— begin Source material —

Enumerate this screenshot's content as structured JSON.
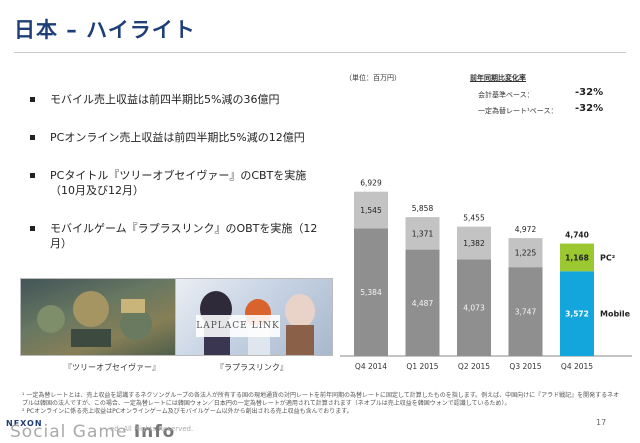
{
  "title": "日本 – ハイライト",
  "bullets": [
    {
      "line1": "モバイル売上収益は前四半期比5%減の36億円",
      "line2": ""
    },
    {
      "line1": "PCオンライン売上収益は前四半期比5%減の12億円",
      "line2": ""
    },
    {
      "line1": "PCタイトル『ツリーオブセイヴァー』のCBTを実施",
      "line2": "（10月及び12月）"
    },
    {
      "line1": "モバイルゲーム『ラプラスリンク』のOBTを実施（12月）",
      "line2": ""
    }
  ],
  "screenshots": [
    {
      "caption": "『ツリーオブセイヴァー』"
    },
    {
      "caption": "『ラプラスリンク』",
      "logo_text": "LAPLACE LINK"
    }
  ],
  "unit_label": "（単位：百万円）",
  "yoy": {
    "header": "前年同期比変化率",
    "rows": [
      {
        "label": "会計基準ベース：",
        "value": "-32%"
      },
      {
        "label": "一定為替レート¹ベース：",
        "value": "-32%"
      }
    ]
  },
  "chart_data": {
    "type": "bar",
    "stacked": true,
    "categories": [
      "Q4 2014",
      "Q1 2015",
      "Q2 2015",
      "Q3 2015",
      "Q4 2015"
    ],
    "series": [
      {
        "name": "Mobile",
        "values": [
          5384,
          4487,
          4073,
          3747,
          3572
        ]
      },
      {
        "name": "PC²",
        "values": [
          1545,
          1371,
          1382,
          1225,
          1168
        ]
      }
    ],
    "totals": [
      6929,
      5858,
      5455,
      4972,
      4740
    ],
    "colors": {
      "mobile_hist": "#8f8f8f",
      "pc_hist": "#c3c3c3",
      "mobile_latest": "#12a6dc",
      "pc_latest": "#9bc830"
    },
    "ylim": [
      0,
      7000
    ]
  },
  "footnotes": [
    "¹ 一定為替レートとは、売上収益を認識するネクソングループの各法人が所有する国の現地通貨の対円レートを前年同期の為替レートに固定して計算したものを指します。例えば、中国向けに『アラド戦記』を開発するネオプルは韓国の法人ですが、この場合、一定為替レートには韓国ウォン／日本円の一定為替レートが適用されて計算されます（ネオプルは売上収益を韓国ウォンで認識しているため）。",
    "² PCオンラインに係る売上収益はPCオンラインゲーム及びモバイルゲーム以外から創出される売上収益も含んでおります。"
  ],
  "page_number": "17",
  "brand": "NEXON",
  "watermark": {
    "part1": "Social Game ",
    "part2": "Info"
  },
  "copyright": "ed. All Rights Reserved."
}
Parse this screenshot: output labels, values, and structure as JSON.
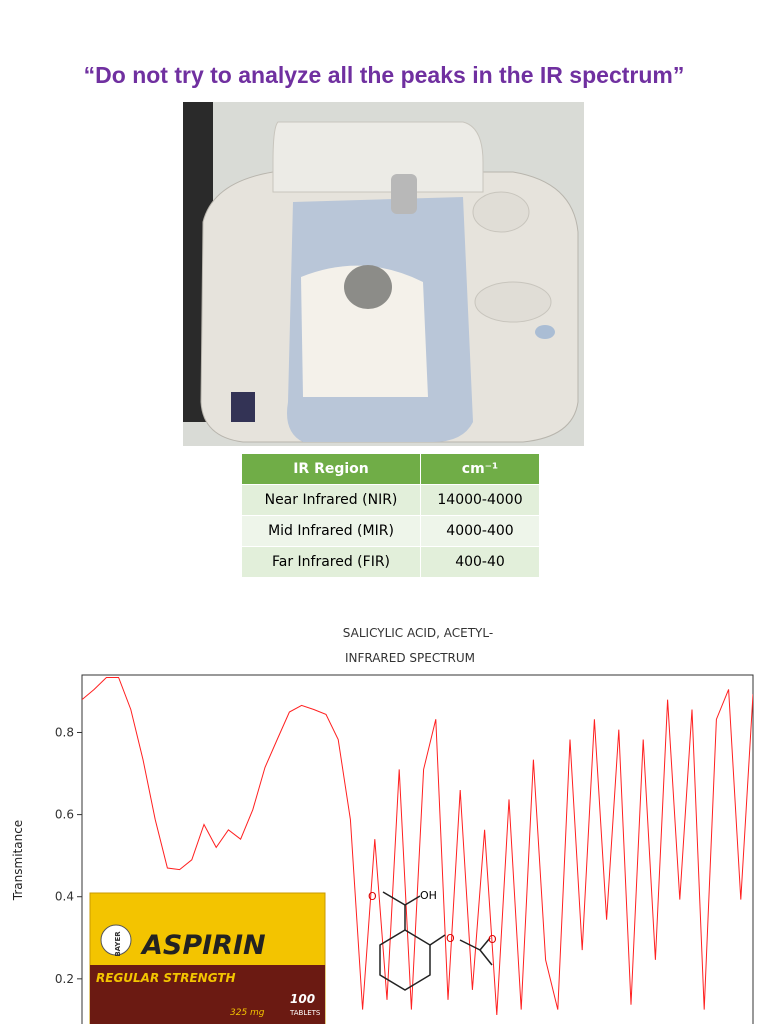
{
  "title": "“Do not try to analyze all the peaks in the IR spectrum”",
  "table": {
    "header": [
      "IR Region",
      "cm⁻¹"
    ],
    "rows": [
      [
        "Near Infrared (NIR)",
        "14000-4000"
      ],
      [
        "Mid Infrared (MIR)",
        "4000-400"
      ],
      [
        "Far Infrared (FIR)",
        "400-40"
      ]
    ]
  },
  "chart_data": {
    "type": "line",
    "title": "SALICYLIC ACID, ACETYL-",
    "subtitle": "INFRARED SPECTRUM",
    "y_label": "Transmitance",
    "color": "#ff2020",
    "values": [
      0.88,
      0.905,
      0.934,
      0.934,
      0.856,
      0.734,
      0.588,
      0.47,
      0.466,
      0.49,
      0.576,
      0.52,
      0.563,
      0.54,
      0.612,
      0.715,
      0.783,
      0.85,
      0.866,
      0.856,
      0.844,
      0.783,
      0.588,
      0.125,
      0.54,
      0.149,
      0.71,
      0.125,
      0.71,
      0.832,
      0.149,
      0.66,
      0.173,
      0.563,
      0.112,
      0.637,
      0.125,
      0.734,
      0.246,
      0.125,
      0.783,
      0.27,
      0.832,
      0.344,
      0.807,
      0.137,
      0.783,
      0.246,
      0.88,
      0.393,
      0.856,
      0.125,
      0.832,
      0.905,
      0.393,
      0.893
    ],
    "ylim": [
      0.09,
      0.94
    ],
    "yticks": [
      0.2,
      0.4,
      0.6,
      0.8
    ]
  },
  "aspirin_box": {
    "brand": "ASPIRIN",
    "strength": "REGULAR STRENGTH",
    "count": "100",
    "unit": "TABLETS",
    "dose": "325 mg",
    "maker": "BAYER"
  },
  "molecule": {
    "labels": [
      "O",
      "OH",
      "O",
      "O"
    ]
  }
}
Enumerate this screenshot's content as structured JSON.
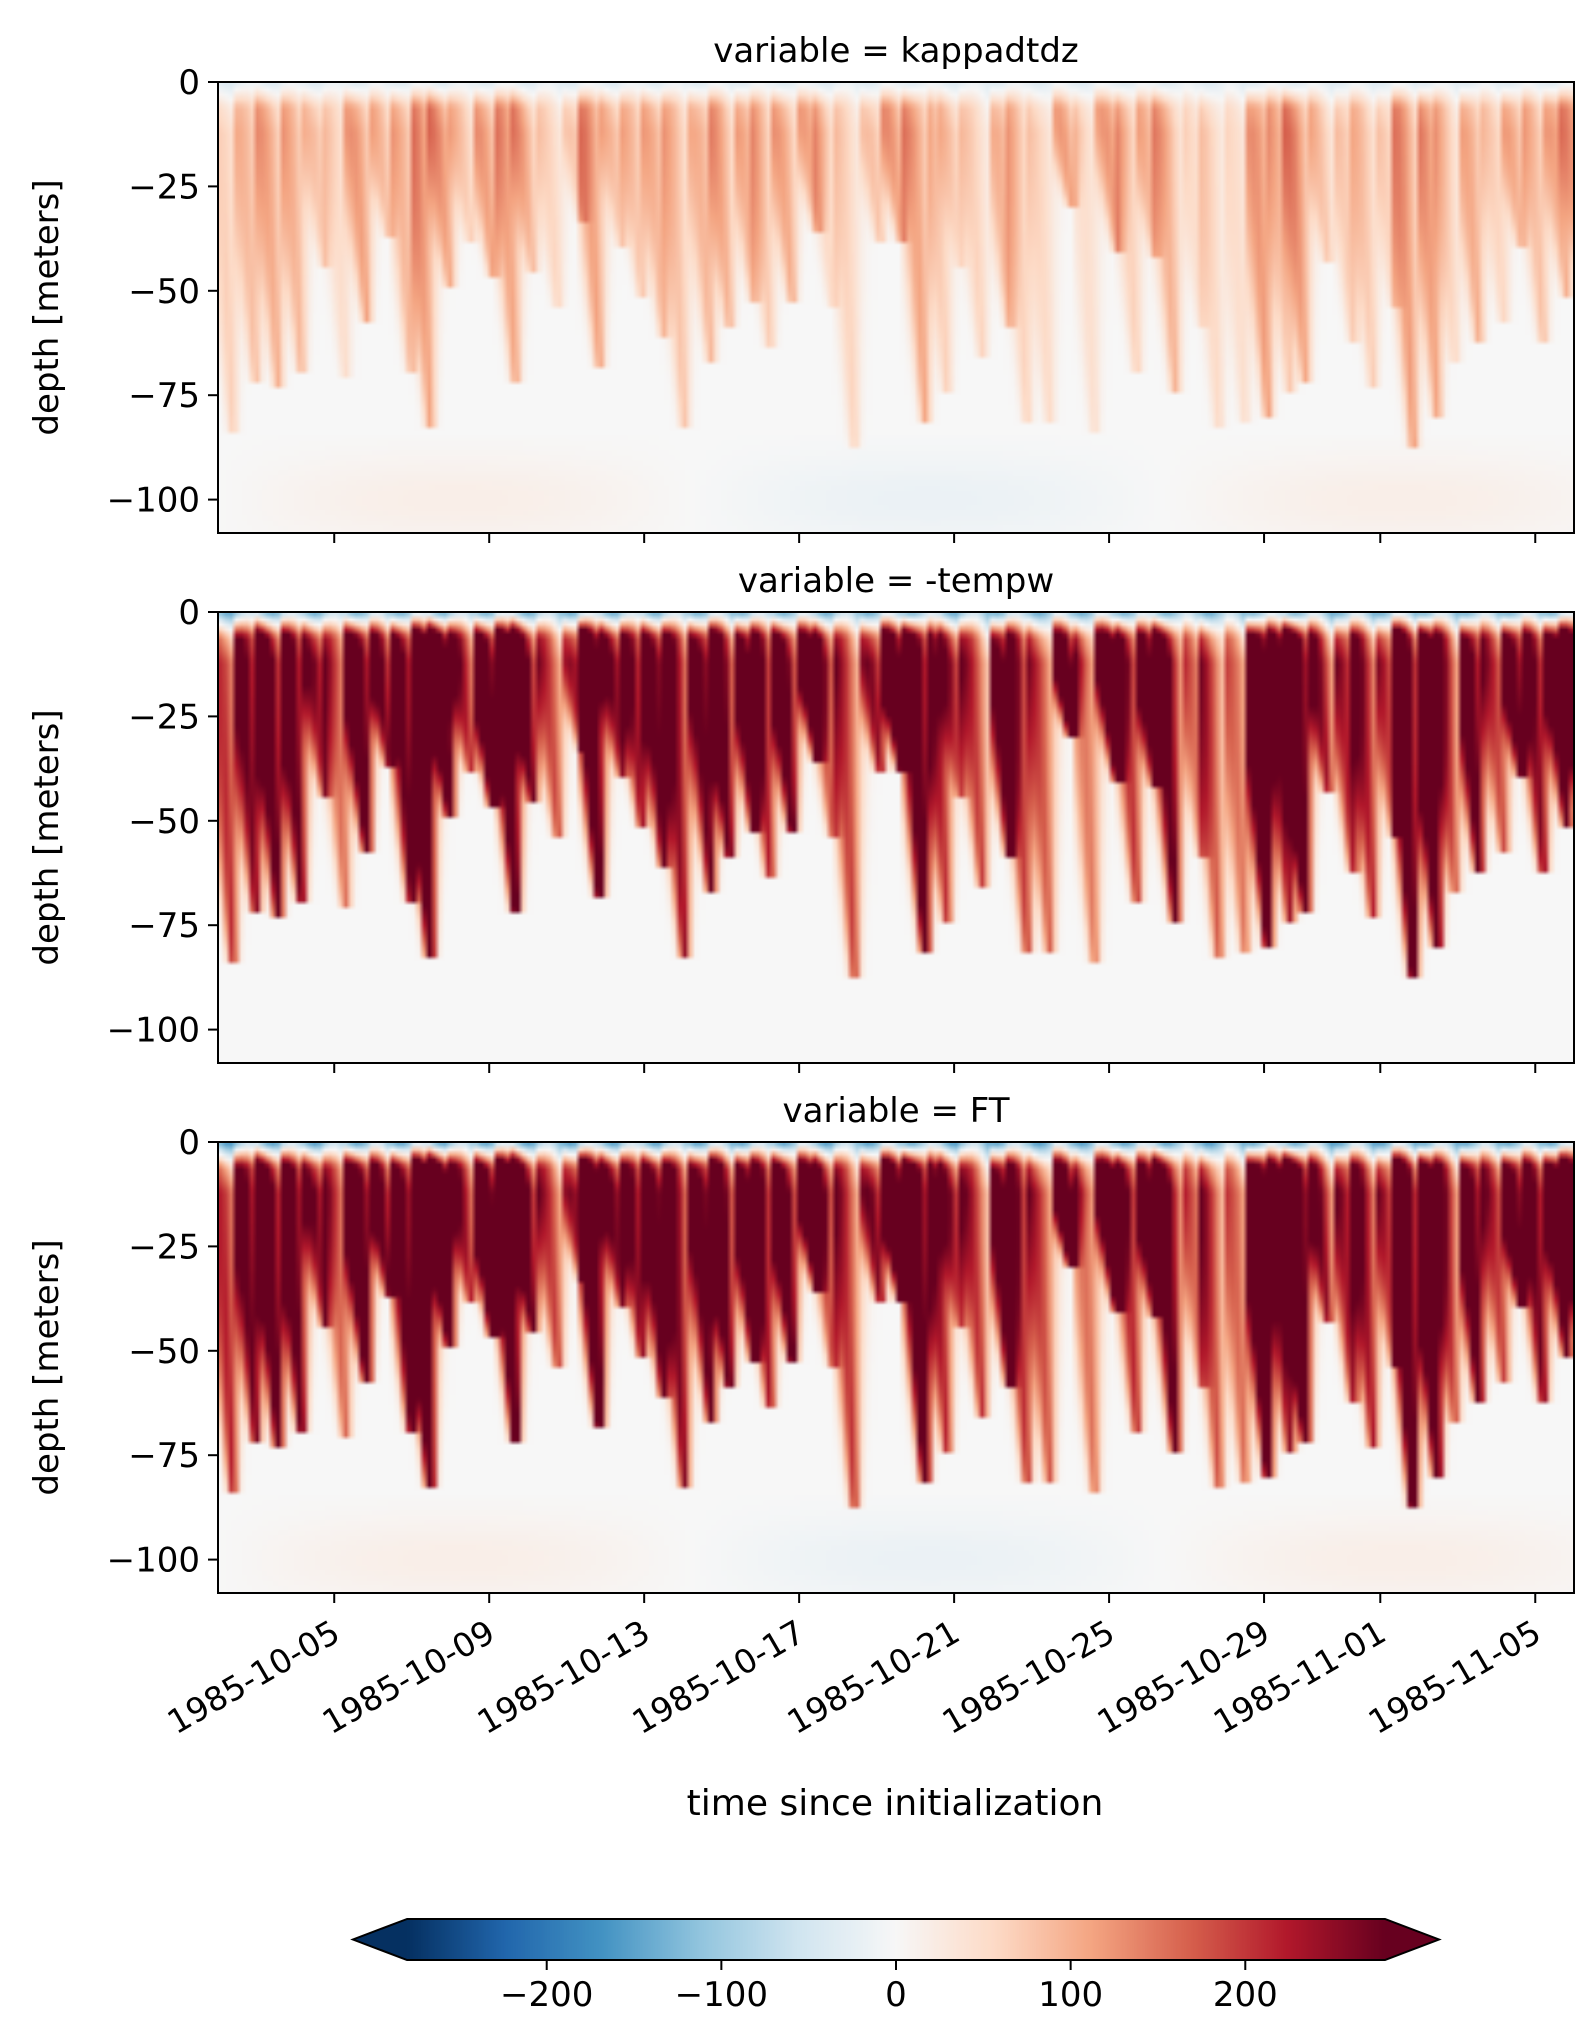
{
  "chart_data": [
    {
      "type": "heatmap",
      "title": "variable = kappadtdz",
      "ylabel": "depth [meters]",
      "ylim": [
        -108,
        0
      ],
      "yticks": [
        0,
        -25,
        -50,
        -75,
        -100
      ],
      "ytick_labels": [
        "0",
        "−25",
        "−50",
        "−75",
        "−100"
      ],
      "strength": 0.32,
      "surface_value": -45,
      "show_xticklabels": false
    },
    {
      "type": "heatmap",
      "title": "variable = -tempw",
      "ylabel": "depth [meters]",
      "ylim": [
        -108,
        0
      ],
      "yticks": [
        0,
        -25,
        -50,
        -75,
        -100
      ],
      "ytick_labels": [
        "0",
        "−25",
        "−50",
        "−75",
        "−100"
      ],
      "strength": 1.0,
      "surface_value": -160,
      "show_xticklabels": false
    },
    {
      "type": "heatmap",
      "title": "variable = FT",
      "ylabel": "depth [meters]",
      "ylim": [
        -108,
        0
      ],
      "yticks": [
        0,
        -25,
        -50,
        -75,
        -100
      ],
      "ytick_labels": [
        "0",
        "−25",
        "−50",
        "−75",
        "−100"
      ],
      "strength": 1.05,
      "surface_value": -180,
      "show_xticklabels": true
    }
  ],
  "xaxis": {
    "xlabel": "time since initialization",
    "start": "1985-10-02",
    "end": "1985-11-06",
    "ticks": [
      "1985-10-05",
      "1985-10-09",
      "1985-10-13",
      "1985-10-17",
      "1985-10-21",
      "1985-10-25",
      "1985-10-29",
      "1985-11-01",
      "1985-11-05"
    ]
  },
  "colorbar": {
    "cmap": "RdBu_r",
    "range": [
      -280,
      280
    ],
    "ticks": [
      -200,
      -100,
      0,
      100,
      200
    ],
    "tick_labels": [
      "−200",
      "−100",
      "0",
      "100",
      "200"
    ],
    "extend": "both"
  }
}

— end Source material —

Given task:
Give every record again exactly, apart from the pictures, which stay out.

Exercise solution:
Enumerate this screenshot's content as structured JSON.
{
  "title": "日本 – ハイライト",
  "bullets": [
    {
      "line1": "モバイル売上収益は前四半期比5%減の36億円",
      "line2": ""
    },
    {
      "line1": "PCオンライン売上収益は前四半期比5%減の12億円",
      "line2": ""
    },
    {
      "line1": "PCタイトル『ツリーオブセイヴァー』のCBTを実施",
      "line2": "（10月及び12月）"
    },
    {
      "line1": "モバイルゲーム『ラプラスリンク』のOBTを実施（12月）",
      "line2": ""
    }
  ],
  "screenshots": [
    {
      "caption": "『ツリーオブセイヴァー』"
    },
    {
      "caption": "『ラプラスリンク』",
      "logo_text": "LAPLACE LINK"
    }
  ],
  "unit_label": "（単位：百万円）",
  "yoy": {
    "header": "前年同期比変化率",
    "rows": [
      {
        "label": "会計基準ベース：",
        "value": "-32%"
      },
      {
        "label": "一定為替レート¹ベース：",
        "value": "-32%"
      }
    ]
  },
  "chart_data": {
    "type": "bar",
    "stacked": true,
    "categories": [
      "Q4 2014",
      "Q1 2015",
      "Q2 2015",
      "Q3 2015",
      "Q4 2015"
    ],
    "series": [
      {
        "name": "Mobile",
        "values": [
          5384,
          4487,
          4073,
          3747,
          3572
        ]
      },
      {
        "name": "PC²",
        "values": [
          1545,
          1371,
          1382,
          1225,
          1168
        ]
      }
    ],
    "totals": [
      6929,
      5858,
      5455,
      4972,
      4740
    ],
    "colors": {
      "mobile_hist": "#8f8f8f",
      "pc_hist": "#c3c3c3",
      "mobile_latest": "#12a6dc",
      "pc_latest": "#9bc830"
    },
    "ylim": [
      0,
      7000
    ]
  },
  "footnotes": [
    "¹ 一定為替レートとは、売上収益を認識するネクソングループの各法人が所有する国の現地通貨の対円レートを前年同期の為替レートに固定して計算したものを指します。例えば、中国向けに『アラド戦記』を開発するネオプルは韓国の法人ですが、この場合、一定為替レートには韓国ウォン／日本円の一定為替レートが適用されて計算されます（ネオプルは売上収益を韓国ウォンで認識しているため）。",
    "² PCオンラインに係る売上収益はPCオンラインゲーム及びモバイルゲーム以外から創出される売上収益も含んでおります。"
  ],
  "page_number": "17",
  "brand": "NEXON",
  "watermark": {
    "part1": "Social Game ",
    "part2": "Info"
  },
  "copyright": "ed. All Rights Reserved."
}
Parse this screenshot: output labels, values, and structure as JSON.
{
  "title": "“Do not try to analyze all the peaks in the IR spectrum”",
  "table": {
    "header": [
      "IR Region",
      "cm⁻¹"
    ],
    "rows": [
      [
        "Near Infrared (NIR)",
        "14000-4000"
      ],
      [
        "Mid Infrared (MIR)",
        "4000-400"
      ],
      [
        "Far Infrared (FIR)",
        "400-40"
      ]
    ]
  },
  "chart_data": {
    "type": "line",
    "title": "SALICYLIC ACID, ACETYL-",
    "subtitle": "INFRARED SPECTRUM",
    "y_label": "Transmitance",
    "color": "#ff2020",
    "values": [
      0.88,
      0.905,
      0.934,
      0.934,
      0.856,
      0.734,
      0.588,
      0.47,
      0.466,
      0.49,
      0.576,
      0.52,
      0.563,
      0.54,
      0.612,
      0.715,
      0.783,
      0.85,
      0.866,
      0.856,
      0.844,
      0.783,
      0.588,
      0.125,
      0.54,
      0.149,
      0.71,
      0.125,
      0.71,
      0.832,
      0.149,
      0.66,
      0.173,
      0.563,
      0.112,
      0.637,
      0.125,
      0.734,
      0.246,
      0.125,
      0.783,
      0.27,
      0.832,
      0.344,
      0.807,
      0.137,
      0.783,
      0.246,
      0.88,
      0.393,
      0.856,
      0.125,
      0.832,
      0.905,
      0.393,
      0.893
    ],
    "ylim": [
      0.09,
      0.94
    ],
    "yticks": [
      0.2,
      0.4,
      0.6,
      0.8
    ]
  },
  "aspirin_box": {
    "brand": "ASPIRIN",
    "strength": "REGULAR STRENGTH",
    "count": "100",
    "unit": "TABLETS",
    "dose": "325 mg",
    "maker": "BAYER"
  },
  "molecule": {
    "labels": [
      "O",
      "OH",
      "O",
      "O"
    ]
  }
}
Enumerate this screenshot's content as structured JSON.
{
  "chart_data": [
    {
      "type": "heatmap",
      "title": "variable = kappadtdz",
      "ylabel": "depth [meters]",
      "ylim": [
        -108,
        0
      ],
      "yticks": [
        0,
        -25,
        -50,
        -75,
        -100
      ],
      "ytick_labels": [
        "0",
        "−25",
        "−50",
        "−75",
        "−100"
      ],
      "strength": 0.32,
      "surface_value": -45,
      "show_xticklabels": false
    },
    {
      "type": "heatmap",
      "title": "variable = -tempw",
      "ylabel": "depth [meters]",
      "ylim": [
        -108,
        0
      ],
      "yticks": [
        0,
        -25,
        -50,
        -75,
        -100
      ],
      "ytick_labels": [
        "0",
        "−25",
        "−50",
        "−75",
        "−100"
      ],
      "strength": 1.0,
      "surface_value": -160,
      "show_xticklabels": false
    },
    {
      "type": "heatmap",
      "title": "variable = FT",
      "ylabel": "depth [meters]",
      "ylim": [
        -108,
        0
      ],
      "yticks": [
        0,
        -25,
        -50,
        -75,
        -100
      ],
      "ytick_labels": [
        "0",
        "−25",
        "−50",
        "−75",
        "−100"
      ],
      "strength": 1.05,
      "surface_value": -180,
      "show_xticklabels": true
    }
  ],
  "xaxis": {
    "xlabel": "time since initialization",
    "start": "1985-10-02",
    "end": "1985-11-06",
    "ticks": [
      "1985-10-05",
      "1985-10-09",
      "1985-10-13",
      "1985-10-17",
      "1985-10-21",
      "1985-10-25",
      "1985-10-29",
      "1985-11-01",
      "1985-11-05"
    ]
  },
  "colorbar": {
    "cmap": "RdBu_r",
    "range": [
      -280,
      280
    ],
    "ticks": [
      -200,
      -100,
      0,
      100,
      200
    ],
    "tick_labels": [
      "−200",
      "−100",
      "0",
      "100",
      "200"
    ],
    "extend": "both"
  }
}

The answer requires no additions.